■ **Your goal**:
Extract every record, exactly as written, and ignore the pictures.

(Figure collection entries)
------------------------------------------------------------------------
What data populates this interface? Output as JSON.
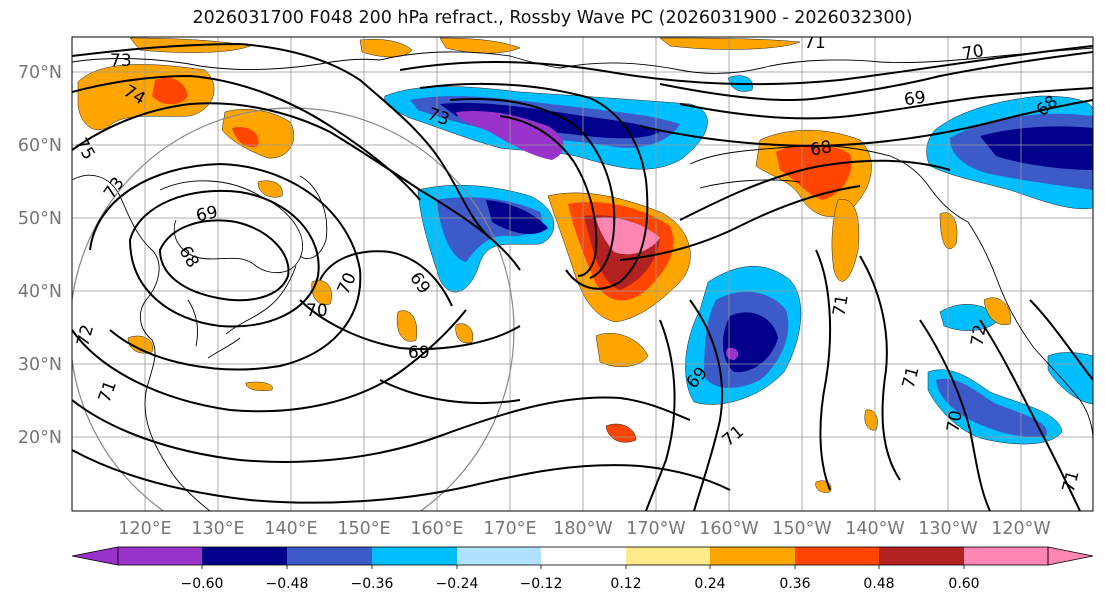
{
  "title": "2026031700 F048 200 hPa refract., Rossby Wave PC (2026031900 - 2026032300)",
  "lat_labels": [
    "70°N",
    "60°N",
    "50°N",
    "40°N",
    "30°N",
    "20°N"
  ],
  "lon_labels": [
    "120°E",
    "130°E",
    "140°E",
    "150°E",
    "160°E",
    "170°E",
    "180°W",
    "170°W",
    "160°W",
    "150°W",
    "140°W",
    "130°W",
    "120°W"
  ],
  "contour_labels": [
    "73",
    "74",
    "75",
    "73",
    "69",
    "68",
    "69",
    "70",
    "70",
    "69",
    "73",
    "71",
    "70",
    "69",
    "68",
    "68",
    "69",
    "71",
    "71",
    "72",
    "70",
    "71",
    "72",
    "71",
    "71"
  ],
  "colorbar": {
    "tick_labels": [
      "−0.60",
      "−0.48",
      "−0.36",
      "−0.24",
      "−0.12",
      "0.12",
      "0.24",
      "0.36",
      "0.48",
      "0.60"
    ],
    "colors": [
      "#9933cc",
      "#00008b",
      "#3c5ac8",
      "#00bfff",
      "#b0e2ff",
      "#ffffff",
      "#ffeb8a",
      "#ffa500",
      "#ff4500",
      "#b22222",
      "#ff85b2"
    ]
  }
}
------------------------------------------------------------------------
■ **Reply to the task**:
What data populates this interface? Output as JSON.
{
  "title": "2026031700 F048 200 hPa refract., Rossby Wave PC (2026031900 - 2026032300)",
  "lat_labels": [
    "70°N",
    "60°N",
    "50°N",
    "40°N",
    "30°N",
    "20°N"
  ],
  "lon_labels": [
    "120°E",
    "130°E",
    "140°E",
    "150°E",
    "160°E",
    "170°E",
    "180°W",
    "170°W",
    "160°W",
    "150°W",
    "140°W",
    "130°W",
    "120°W"
  ],
  "contour_labels": [
    "73",
    "74",
    "75",
    "73",
    "69",
    "68",
    "69",
    "70",
    "70",
    "69",
    "73",
    "71",
    "70",
    "69",
    "68",
    "68",
    "69",
    "71",
    "71",
    "72",
    "70",
    "71",
    "72",
    "71",
    "71"
  ],
  "colorbar": {
    "tick_labels": [
      "−0.60",
      "−0.48",
      "−0.36",
      "−0.24",
      "−0.12",
      "0.12",
      "0.24",
      "0.36",
      "0.48",
      "0.60"
    ],
    "colors": [
      "#9933cc",
      "#00008b",
      "#3c5ac8",
      "#00bfff",
      "#b0e2ff",
      "#ffffff",
      "#ffeb8a",
      "#ffa500",
      "#ff4500",
      "#b22222",
      "#ff85b2"
    ]
  }
}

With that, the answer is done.